-------- Data for this exercise

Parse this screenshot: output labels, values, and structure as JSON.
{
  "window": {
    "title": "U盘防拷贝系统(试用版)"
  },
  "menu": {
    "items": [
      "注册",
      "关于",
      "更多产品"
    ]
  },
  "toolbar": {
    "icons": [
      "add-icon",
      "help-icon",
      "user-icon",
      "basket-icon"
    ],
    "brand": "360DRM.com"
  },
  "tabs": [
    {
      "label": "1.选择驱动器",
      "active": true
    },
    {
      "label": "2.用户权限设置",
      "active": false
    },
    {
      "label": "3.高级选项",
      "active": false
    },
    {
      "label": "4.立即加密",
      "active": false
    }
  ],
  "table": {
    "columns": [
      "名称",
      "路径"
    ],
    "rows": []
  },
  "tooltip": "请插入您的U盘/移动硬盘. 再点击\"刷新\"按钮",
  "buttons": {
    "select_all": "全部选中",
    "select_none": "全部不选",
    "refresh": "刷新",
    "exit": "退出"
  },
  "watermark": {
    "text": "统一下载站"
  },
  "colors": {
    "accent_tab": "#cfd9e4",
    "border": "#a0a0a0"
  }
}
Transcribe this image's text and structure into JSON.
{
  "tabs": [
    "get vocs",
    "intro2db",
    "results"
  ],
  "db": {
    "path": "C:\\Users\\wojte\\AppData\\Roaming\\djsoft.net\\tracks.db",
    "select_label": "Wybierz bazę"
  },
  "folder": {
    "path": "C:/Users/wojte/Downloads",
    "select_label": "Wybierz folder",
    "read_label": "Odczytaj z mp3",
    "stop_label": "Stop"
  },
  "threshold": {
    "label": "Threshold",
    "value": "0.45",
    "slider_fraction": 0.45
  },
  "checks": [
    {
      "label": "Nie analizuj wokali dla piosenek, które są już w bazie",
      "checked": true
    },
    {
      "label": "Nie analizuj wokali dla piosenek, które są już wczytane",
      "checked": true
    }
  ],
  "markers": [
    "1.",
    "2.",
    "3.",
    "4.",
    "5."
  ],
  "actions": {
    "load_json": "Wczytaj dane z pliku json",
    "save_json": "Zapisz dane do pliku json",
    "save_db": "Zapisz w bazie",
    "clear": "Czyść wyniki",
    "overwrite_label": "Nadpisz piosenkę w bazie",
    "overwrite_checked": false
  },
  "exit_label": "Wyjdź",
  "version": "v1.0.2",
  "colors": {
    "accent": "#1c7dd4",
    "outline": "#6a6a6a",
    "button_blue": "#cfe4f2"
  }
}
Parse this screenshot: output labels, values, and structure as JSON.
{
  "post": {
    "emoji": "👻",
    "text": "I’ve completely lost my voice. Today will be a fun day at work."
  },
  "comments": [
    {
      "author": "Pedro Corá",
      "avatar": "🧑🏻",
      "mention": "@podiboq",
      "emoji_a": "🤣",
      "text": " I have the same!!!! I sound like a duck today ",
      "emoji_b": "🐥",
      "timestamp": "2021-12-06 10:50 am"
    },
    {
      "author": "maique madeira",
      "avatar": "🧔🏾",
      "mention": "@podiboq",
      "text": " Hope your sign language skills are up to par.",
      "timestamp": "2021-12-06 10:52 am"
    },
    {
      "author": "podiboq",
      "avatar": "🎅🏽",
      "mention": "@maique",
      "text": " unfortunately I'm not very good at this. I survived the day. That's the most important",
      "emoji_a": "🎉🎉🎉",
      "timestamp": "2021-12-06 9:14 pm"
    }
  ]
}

----------------

● **Short task**:
Please give back all of the records exactly as written.

● **The completed task**:
Parse this screenshot: output labels, values, and structure as JSON.
{
  "window": {
    "title": "U盘防拷贝系统(试用版)"
  },
  "menu": {
    "items": [
      "注册",
      "关于",
      "更多产品"
    ]
  },
  "toolbar": {
    "icons": [
      "add-icon",
      "help-icon",
      "user-icon",
      "basket-icon"
    ],
    "brand": "360DRM.com"
  },
  "tabs": [
    {
      "label": "1.选择驱动器",
      "active": true
    },
    {
      "label": "2.用户权限设置",
      "active": false
    },
    {
      "label": "3.高级选项",
      "active": false
    },
    {
      "label": "4.立即加密",
      "active": false
    }
  ],
  "table": {
    "columns": [
      "名称",
      "路径"
    ],
    "rows": []
  },
  "tooltip": "请插入您的U盘/移动硬盘. 再点击\"刷新\"按钮",
  "buttons": {
    "select_all": "全部选中",
    "select_none": "全部不选",
    "refresh": "刷新",
    "exit": "退出"
  },
  "watermark": {
    "text": "统一下载站"
  },
  "colors": {
    "accent_tab": "#cfd9e4",
    "border": "#a0a0a0"
  }
}
Transcribe this image's text and structure into JSON.
{
  "tabs": [
    "get vocs",
    "intro2db",
    "results"
  ],
  "db": {
    "path": "C:\\Users\\wojte\\AppData\\Roaming\\djsoft.net\\tracks.db",
    "select_label": "Wybierz bazę"
  },
  "folder": {
    "path": "C:/Users/wojte/Downloads",
    "select_label": "Wybierz folder",
    "read_label": "Odczytaj z mp3",
    "stop_label": "Stop"
  },
  "threshold": {
    "label": "Threshold",
    "value": "0.45",
    "slider_fraction": 0.45
  },
  "checks": [
    {
      "label": "Nie analizuj wokali dla piosenek, które są już w bazie",
      "checked": true
    },
    {
      "label": "Nie analizuj wokali dla piosenek, które są już wczytane",
      "checked": true
    }
  ],
  "markers": [
    "1.",
    "2.",
    "3.",
    "4.",
    "5."
  ],
  "actions": {
    "load_json": "Wczytaj dane z pliku json",
    "save_json": "Zapisz dane do pliku json",
    "save_db": "Zapisz w bazie",
    "clear": "Czyść wyniki",
    "overwrite_label": "Nadpisz piosenkę w bazie",
    "overwrite_checked": false
  },
  "exit_label": "Wyjdź",
  "version": "v1.0.2",
  "colors": {
    "accent": "#1c7dd4",
    "outline": "#6a6a6a",
    "button_blue": "#cfe4f2"
  }
}
Parse this screenshot: output labels, values, and structure as JSON.
{
  "post": {
    "emoji": "👻",
    "text": "I’ve completely lost my voice. Today will be a fun day at work."
  },
  "comments": [
    {
      "author": "Pedro Corá",
      "avatar": "🧑🏻",
      "mention": "@podiboq",
      "emoji_a": "🤣",
      "text": " I have the same!!!! I sound like a duck today ",
      "emoji_b": "🐥",
      "timestamp": "2021-12-06 10:50 am"
    },
    {
      "author": "maique madeira",
      "avatar": "🧔🏾",
      "mention": "@podiboq",
      "text": " Hope your sign language skills are up to par.",
      "timestamp": "2021-12-06 10:52 am"
    },
    {
      "author": "podiboq",
      "avatar": "🎅🏽",
      "mention": "@maique",
      "text": " unfortunately I'm not very good at this. I survived the day. That's the most important",
      "emoji_a": "🎉🎉🎉",
      "timestamp": "2021-12-06 9:14 pm"
    }
  ]
}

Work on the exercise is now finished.